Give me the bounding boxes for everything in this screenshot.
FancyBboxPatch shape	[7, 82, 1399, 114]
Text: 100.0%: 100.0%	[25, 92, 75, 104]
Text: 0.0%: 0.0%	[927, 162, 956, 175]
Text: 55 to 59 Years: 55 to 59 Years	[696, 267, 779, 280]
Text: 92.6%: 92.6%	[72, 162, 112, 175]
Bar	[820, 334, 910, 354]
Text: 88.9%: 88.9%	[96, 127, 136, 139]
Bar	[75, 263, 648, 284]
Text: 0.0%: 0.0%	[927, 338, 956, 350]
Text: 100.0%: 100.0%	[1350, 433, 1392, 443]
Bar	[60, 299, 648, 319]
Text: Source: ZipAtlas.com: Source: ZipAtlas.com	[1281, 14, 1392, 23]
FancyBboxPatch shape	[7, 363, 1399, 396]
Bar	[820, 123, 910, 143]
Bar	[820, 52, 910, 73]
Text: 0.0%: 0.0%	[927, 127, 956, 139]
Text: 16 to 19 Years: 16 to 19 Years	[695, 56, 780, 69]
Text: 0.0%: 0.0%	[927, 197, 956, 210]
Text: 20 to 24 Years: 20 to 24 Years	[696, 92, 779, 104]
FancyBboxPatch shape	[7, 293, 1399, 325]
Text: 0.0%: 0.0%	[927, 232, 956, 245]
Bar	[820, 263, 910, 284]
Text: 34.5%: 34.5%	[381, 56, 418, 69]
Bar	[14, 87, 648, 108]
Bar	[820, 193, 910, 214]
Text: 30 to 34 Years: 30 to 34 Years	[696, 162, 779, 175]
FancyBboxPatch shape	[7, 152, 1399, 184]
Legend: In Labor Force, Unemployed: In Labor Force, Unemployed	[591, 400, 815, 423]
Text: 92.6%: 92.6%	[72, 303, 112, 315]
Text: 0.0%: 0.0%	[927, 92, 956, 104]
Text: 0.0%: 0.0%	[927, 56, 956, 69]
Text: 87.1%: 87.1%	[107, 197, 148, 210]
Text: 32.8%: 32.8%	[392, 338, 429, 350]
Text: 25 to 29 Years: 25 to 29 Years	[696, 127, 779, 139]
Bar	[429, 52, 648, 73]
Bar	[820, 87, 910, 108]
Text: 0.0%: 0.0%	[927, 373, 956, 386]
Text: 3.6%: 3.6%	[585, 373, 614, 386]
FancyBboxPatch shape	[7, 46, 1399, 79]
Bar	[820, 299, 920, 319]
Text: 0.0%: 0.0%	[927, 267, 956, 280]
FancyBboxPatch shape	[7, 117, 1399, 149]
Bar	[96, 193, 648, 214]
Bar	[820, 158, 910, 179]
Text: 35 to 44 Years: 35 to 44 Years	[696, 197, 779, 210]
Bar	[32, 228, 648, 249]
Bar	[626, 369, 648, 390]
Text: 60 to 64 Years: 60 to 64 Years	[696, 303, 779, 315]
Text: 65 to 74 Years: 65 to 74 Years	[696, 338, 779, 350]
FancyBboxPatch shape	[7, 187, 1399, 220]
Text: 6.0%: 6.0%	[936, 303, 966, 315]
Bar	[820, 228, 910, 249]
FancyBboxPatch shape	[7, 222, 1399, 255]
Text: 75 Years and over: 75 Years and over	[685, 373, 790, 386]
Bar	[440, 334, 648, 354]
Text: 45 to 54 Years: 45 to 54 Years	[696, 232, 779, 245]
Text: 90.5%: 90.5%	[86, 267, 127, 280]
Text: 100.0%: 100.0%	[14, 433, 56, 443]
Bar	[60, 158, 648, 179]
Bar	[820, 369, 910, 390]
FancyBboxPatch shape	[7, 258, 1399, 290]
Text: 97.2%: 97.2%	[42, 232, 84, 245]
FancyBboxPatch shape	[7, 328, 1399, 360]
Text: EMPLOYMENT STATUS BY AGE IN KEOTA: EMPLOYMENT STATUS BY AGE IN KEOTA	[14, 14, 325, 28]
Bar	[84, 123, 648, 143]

----

## What needs to be done
Can you reproduce the entries from the very first one through the line containing "127, 956, 139]", inclusive, swapping every "Bar" for "Column" and leaving everything else unchanged?

## Task response
Give me the bounding boxes for everything in this screenshot.
FancyBboxPatch shape	[7, 82, 1399, 114]
Text: 100.0%: 100.0%	[25, 92, 75, 104]
Text: 0.0%: 0.0%	[927, 162, 956, 175]
Text: 55 to 59 Years: 55 to 59 Years	[696, 267, 779, 280]
Text: 92.6%: 92.6%	[72, 162, 112, 175]
Column	[820, 334, 910, 354]
Text: 88.9%: 88.9%	[96, 127, 136, 139]
Column	[75, 263, 648, 284]
Text: 0.0%: 0.0%	[927, 338, 956, 350]
Text: 100.0%: 100.0%	[1350, 433, 1392, 443]
Column	[60, 299, 648, 319]
Text: Source: ZipAtlas.com: Source: ZipAtlas.com	[1281, 14, 1392, 23]
FancyBboxPatch shape	[7, 363, 1399, 396]
Column	[820, 123, 910, 143]
Column	[820, 52, 910, 73]
Text: 0.0%: 0.0%	[927, 127, 956, 139]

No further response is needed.